## Data lines

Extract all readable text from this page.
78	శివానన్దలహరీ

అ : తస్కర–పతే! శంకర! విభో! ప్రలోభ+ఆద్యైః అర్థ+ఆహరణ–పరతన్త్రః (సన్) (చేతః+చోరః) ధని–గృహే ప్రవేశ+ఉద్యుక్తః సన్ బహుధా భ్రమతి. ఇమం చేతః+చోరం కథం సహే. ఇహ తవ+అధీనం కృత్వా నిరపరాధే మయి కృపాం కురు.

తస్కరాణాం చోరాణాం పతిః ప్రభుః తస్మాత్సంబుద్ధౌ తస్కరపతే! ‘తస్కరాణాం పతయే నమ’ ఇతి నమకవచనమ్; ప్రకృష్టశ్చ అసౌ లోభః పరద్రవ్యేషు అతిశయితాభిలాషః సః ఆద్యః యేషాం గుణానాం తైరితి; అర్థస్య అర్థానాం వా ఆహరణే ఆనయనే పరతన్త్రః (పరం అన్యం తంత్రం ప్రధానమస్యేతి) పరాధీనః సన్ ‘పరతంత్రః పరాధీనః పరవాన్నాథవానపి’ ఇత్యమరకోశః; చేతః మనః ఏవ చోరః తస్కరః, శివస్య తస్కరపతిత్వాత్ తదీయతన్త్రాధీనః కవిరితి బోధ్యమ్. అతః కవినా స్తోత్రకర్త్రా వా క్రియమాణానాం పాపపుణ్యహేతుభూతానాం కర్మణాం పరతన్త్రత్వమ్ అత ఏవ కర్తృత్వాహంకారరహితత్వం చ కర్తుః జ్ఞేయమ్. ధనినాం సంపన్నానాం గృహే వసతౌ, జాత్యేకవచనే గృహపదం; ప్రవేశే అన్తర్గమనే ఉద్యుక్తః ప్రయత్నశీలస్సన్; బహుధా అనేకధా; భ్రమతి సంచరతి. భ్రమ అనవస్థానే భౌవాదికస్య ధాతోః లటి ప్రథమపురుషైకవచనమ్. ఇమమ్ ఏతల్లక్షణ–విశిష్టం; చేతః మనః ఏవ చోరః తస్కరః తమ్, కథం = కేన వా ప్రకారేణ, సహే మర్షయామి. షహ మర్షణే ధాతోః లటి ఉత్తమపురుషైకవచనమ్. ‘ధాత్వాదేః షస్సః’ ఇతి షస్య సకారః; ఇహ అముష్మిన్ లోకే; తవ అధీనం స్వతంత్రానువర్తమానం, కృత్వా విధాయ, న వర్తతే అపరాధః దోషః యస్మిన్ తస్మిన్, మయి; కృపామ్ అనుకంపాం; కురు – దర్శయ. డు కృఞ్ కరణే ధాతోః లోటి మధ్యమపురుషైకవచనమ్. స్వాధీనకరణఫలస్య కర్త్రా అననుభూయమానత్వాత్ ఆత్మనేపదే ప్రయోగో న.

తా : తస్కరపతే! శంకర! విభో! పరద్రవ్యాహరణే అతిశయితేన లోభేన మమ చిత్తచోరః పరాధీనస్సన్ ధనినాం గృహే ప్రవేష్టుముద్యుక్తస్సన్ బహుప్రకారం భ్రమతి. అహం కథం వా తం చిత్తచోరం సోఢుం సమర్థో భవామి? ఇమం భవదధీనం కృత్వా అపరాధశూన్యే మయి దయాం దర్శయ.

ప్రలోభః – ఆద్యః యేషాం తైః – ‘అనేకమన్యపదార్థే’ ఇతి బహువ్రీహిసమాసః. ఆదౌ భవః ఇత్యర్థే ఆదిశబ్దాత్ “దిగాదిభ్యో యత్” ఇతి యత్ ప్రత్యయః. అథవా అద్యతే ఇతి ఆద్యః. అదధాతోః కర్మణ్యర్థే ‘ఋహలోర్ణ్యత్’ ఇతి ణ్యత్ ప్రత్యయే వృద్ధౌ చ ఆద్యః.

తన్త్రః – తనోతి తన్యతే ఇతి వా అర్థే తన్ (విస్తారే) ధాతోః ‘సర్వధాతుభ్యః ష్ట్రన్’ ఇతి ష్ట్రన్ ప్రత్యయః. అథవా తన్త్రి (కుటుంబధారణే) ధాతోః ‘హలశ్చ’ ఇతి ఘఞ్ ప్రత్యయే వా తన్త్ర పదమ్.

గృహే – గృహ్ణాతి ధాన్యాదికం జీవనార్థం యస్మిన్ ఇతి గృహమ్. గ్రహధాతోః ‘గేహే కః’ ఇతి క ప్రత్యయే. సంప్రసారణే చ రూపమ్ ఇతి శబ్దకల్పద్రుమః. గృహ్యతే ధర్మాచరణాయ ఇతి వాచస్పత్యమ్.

## Task instructions
Filter the records above for lines containing the word "పరతన", and copy those lines.

## Written solution
అ : తస్కర–పతే! శంకర! విభో! ప్రలోభ+ఆద్యైః అర్థ+ఆహరణ–పరతన్త్రః (సన్) (చేతః+చోరః) ధని–గృహే ప్రవేశ+ఉద్యుక్తః సన్ బహుధా భ్రమతి. ఇమం చేతః+చోరం కథం సహే. ఇహ తవ+అధీనం కృత్వా నిరపరాధే మయి కృపాం కురు.
తస్కరాణాం చోరాణాం పతిః ప్రభుః తస్మాత్సంబుద్ధౌ తస్కరపతే! ‘తస్కరాణాం పతయే నమ’ ఇతి నమకవచనమ్; ప్రకృష్టశ్చ అసౌ లోభః పరద్రవ్యేషు అతిశయితాభిలాషః సః ఆద్యః యేషాం గుణానాం తైరితి; అర్థస్య అర్థానాం వా ఆహరణే ఆనయనే పరతన్త్రః (పరం అన్యం తంత్రం ప్రధానమస్యేతి) పరాధీనః సన్ ‘పరతంత్రః పరాధీనః పరవాన్నాథవానపి’ ఇత్యమరకోశః; చేతః మనః ఏవ చోరః తస్కరః, శివస్య తస్కరపతిత్వాత్ తదీయతన్త్రాధీనః కవిరితి బోధ్యమ్. అతః కవినా స్తోత్రకర్త్రా వా క్రియమాణానాం పాపపుణ్యహేతుభూతానాం కర్మణాం పరతన్త్రత్వమ్ అత ఏవ కర్తృత్వాహంకారరహితత్వం చ కర్తుః జ్ఞేయమ్. ధనినాం సంపన్నానాం గృహే వసతౌ, జాత్యేకవచనే గృహపదం; ప్రవేశే అన్తర్గమనే ఉద్యుక్తః ప్రయత్నశీలస్సన్; బహుధా అనేకధా; భ్రమతి సంచరతి. భ్రమ అనవస్థానే భౌవాదికస్య ధాతోః లటి ప్రథమపురుషైకవచనమ్. ఇమమ్ ఏతల్లక్షణ–విశిష్టం; చేతః మనః ఏవ చోరః తస్కరః తమ్, కథం = కేన వా ప్రకారేణ, సహే మర్షయామి. షహ మర్షణే ధాతోః లటి ఉత్తమపురుషైకవచనమ్. ‘ధాత్వాదేః షస్సః’ ఇతి షస్య సకారః; ఇహ అముష్మిన్ లోకే; తవ అధీనం స్వతంత్రానువర్తమానం, కృత్వా విధాయ, న వర్తతే అపరాధః దోషః యస్మిన్ తస్మిన్, మయి; కృపామ్ అనుకంపాం; కురు – దర్శయ. డు కృఞ్ కరణే ధాతోః లోటి మధ్యమపురుషైకవచనమ్. స్వాధీనకరణఫలస్య కర్త్రా అననుభూయమానత్వాత్ ఆత్మనేపదే ప్రయోగో న.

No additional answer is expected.